#### [Task to complete]
Copy out the entries exactly, from the first line to the last.

Items listed in a dataset:

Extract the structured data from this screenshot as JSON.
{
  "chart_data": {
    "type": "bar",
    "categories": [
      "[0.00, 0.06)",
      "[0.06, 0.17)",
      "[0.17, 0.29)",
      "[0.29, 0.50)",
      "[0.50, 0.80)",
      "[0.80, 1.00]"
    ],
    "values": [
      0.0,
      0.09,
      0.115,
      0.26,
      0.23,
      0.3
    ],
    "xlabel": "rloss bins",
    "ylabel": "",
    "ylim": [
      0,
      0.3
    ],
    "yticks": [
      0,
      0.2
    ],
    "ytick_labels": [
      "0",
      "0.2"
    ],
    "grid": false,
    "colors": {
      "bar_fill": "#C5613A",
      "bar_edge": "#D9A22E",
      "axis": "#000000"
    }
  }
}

#### [Output]
Extract the structured data from this screenshot as JSON.
{
  "chart_data": {
    "type": "bar",
    "categories": [
      "[0.00, 0.06)",
      "[0.06, 0.17)",
      "[0.17, 0.29)",
      "[0.29, 0.50)",
      "[0.50, 0.80)",
      "[0.80, 1.00]"
    ],
    "values": [
      0.0,
      0.09,
      0.115,
      0.26,
      0.23,
      0.3
    ],
    "xlabel": "rloss bins",
    "ylabel": "",
    "ylim": [
      0,
      0.3
    ],
    "yticks": [
      0,
      0.2
    ],
    "ytick_labels": [
      "0",
      "0.2"
    ],
    "grid": false,
    "colors": {
      "bar_fill": "#C5613A",
      "bar_edge": "#D9A22E",
      "axis": "#000000"
    }
  }
}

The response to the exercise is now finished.